┌─ Data to use
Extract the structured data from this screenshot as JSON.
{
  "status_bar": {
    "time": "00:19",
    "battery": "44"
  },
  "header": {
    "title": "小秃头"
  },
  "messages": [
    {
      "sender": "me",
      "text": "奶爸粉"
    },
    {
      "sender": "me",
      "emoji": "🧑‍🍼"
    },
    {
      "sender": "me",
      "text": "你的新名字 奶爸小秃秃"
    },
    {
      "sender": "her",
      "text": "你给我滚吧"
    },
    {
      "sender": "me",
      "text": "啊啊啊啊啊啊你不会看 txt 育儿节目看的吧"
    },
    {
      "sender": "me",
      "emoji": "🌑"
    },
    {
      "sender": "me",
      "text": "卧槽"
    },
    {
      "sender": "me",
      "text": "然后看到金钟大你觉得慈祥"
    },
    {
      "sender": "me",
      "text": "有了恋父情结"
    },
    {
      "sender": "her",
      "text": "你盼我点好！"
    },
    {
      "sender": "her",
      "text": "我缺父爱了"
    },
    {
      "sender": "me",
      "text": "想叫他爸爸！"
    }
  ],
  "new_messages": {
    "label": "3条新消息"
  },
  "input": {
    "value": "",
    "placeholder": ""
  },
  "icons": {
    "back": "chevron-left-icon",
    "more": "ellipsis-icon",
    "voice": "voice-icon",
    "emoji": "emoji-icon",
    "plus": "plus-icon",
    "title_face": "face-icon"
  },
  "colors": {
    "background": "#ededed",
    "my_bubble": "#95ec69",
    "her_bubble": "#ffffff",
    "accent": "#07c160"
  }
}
└─
┌─ Data to use
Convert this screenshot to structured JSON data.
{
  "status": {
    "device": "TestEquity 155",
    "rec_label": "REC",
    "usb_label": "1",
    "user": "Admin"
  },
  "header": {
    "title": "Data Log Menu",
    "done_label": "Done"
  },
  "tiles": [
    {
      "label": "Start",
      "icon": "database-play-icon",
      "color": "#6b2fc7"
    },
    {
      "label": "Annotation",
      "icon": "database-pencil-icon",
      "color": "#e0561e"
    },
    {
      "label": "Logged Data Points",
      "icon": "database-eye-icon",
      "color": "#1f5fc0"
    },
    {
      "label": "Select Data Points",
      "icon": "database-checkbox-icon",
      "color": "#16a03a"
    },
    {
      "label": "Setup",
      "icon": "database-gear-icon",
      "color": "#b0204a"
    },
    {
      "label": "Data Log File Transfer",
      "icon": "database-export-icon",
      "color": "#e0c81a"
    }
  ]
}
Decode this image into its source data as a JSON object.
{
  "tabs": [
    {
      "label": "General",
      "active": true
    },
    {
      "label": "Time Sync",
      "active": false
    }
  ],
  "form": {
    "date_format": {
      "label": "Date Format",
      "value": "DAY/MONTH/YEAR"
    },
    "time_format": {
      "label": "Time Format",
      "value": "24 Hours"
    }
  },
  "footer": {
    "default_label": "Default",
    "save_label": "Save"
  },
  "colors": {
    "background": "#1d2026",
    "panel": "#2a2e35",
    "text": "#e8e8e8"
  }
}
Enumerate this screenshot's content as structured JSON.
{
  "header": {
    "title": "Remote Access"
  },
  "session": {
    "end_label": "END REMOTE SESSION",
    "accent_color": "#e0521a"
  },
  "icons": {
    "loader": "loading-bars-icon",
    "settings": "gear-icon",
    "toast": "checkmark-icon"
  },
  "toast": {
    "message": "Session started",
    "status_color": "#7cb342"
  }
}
└─
Pull out all lines from the entries above that include the word "value".

    "value": "",
      "value": "DAY/MONTH/YEAR"
      "value": "24 Hours"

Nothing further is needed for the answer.